■ **SET EXERCISE**: Find all the lines with "wysłanie" and gather them.

[Part of a data file]
※
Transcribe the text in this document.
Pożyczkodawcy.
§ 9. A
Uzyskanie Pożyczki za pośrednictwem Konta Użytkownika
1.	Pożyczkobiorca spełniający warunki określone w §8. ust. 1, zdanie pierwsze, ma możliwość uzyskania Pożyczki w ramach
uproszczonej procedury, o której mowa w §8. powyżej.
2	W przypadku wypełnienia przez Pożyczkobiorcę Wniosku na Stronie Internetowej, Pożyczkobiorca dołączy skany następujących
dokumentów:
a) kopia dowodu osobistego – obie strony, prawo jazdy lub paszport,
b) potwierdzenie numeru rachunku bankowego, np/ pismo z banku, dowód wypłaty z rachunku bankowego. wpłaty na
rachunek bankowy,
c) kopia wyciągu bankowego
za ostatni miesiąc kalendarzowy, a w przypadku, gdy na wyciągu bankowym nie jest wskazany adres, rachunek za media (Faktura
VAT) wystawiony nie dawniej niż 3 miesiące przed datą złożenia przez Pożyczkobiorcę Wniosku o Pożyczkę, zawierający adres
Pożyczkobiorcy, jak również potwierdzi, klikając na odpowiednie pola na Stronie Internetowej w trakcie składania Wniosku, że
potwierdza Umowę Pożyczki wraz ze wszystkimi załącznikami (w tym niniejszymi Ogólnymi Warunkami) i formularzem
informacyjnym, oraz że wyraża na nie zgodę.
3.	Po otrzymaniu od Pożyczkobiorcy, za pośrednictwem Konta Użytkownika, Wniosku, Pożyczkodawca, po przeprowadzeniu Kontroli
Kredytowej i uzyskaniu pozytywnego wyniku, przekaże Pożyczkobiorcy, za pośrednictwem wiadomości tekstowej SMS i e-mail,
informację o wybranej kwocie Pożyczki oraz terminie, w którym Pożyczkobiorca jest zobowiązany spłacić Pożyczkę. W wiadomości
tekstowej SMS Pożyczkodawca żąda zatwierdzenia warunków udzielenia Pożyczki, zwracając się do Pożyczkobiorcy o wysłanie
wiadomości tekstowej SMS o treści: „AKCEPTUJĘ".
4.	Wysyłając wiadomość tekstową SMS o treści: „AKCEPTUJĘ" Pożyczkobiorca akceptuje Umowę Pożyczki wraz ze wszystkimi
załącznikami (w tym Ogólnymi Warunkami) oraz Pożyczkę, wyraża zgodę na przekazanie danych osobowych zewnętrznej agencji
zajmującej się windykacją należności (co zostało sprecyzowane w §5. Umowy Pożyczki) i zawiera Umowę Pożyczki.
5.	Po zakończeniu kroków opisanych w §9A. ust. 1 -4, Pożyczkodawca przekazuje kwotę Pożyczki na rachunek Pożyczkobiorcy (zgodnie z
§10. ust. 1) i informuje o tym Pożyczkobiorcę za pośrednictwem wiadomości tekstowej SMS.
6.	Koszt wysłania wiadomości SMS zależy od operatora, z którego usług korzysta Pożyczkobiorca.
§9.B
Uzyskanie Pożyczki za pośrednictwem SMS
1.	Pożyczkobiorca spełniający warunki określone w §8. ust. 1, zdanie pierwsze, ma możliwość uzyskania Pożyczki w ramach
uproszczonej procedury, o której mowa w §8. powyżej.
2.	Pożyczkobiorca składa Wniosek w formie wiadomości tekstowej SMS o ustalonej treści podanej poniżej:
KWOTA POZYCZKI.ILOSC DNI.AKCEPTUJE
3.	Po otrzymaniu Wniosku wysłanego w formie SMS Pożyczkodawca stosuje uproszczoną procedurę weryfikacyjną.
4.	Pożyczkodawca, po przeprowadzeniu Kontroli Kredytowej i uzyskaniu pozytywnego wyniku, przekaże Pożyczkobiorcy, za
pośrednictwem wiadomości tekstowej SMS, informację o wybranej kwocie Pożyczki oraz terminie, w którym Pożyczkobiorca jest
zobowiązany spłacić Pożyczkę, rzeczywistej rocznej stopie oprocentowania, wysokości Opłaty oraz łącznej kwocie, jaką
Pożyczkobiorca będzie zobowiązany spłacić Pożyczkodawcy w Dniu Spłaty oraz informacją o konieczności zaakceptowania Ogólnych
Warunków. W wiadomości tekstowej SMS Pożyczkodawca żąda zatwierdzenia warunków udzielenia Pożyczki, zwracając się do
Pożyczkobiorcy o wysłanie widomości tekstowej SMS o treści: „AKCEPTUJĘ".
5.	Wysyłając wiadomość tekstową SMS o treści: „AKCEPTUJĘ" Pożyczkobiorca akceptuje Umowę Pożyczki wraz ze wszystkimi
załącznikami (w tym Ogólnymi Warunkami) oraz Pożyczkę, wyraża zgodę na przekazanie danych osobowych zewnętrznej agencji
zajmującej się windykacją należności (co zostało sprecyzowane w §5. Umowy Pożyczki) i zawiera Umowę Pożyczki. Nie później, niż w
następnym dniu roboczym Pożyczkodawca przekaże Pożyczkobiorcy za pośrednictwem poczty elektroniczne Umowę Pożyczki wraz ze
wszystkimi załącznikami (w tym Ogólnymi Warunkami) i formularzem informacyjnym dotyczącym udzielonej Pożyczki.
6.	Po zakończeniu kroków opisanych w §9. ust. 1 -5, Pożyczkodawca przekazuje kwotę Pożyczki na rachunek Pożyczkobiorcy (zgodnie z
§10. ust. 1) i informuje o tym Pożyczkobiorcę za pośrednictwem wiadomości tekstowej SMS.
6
※
■ **SOLUTION TO THE EXERCISE**:
tekstowej SMS Pożyczkodawca żąda zatwierdzenia warunków udzielenia Pożyczki, zwracając się do Pożyczkobiorcy o wysłanie
Pożyczkobiorcy o wysłanie widomości tekstowej SMS o treści: „AKCEPTUJĘ".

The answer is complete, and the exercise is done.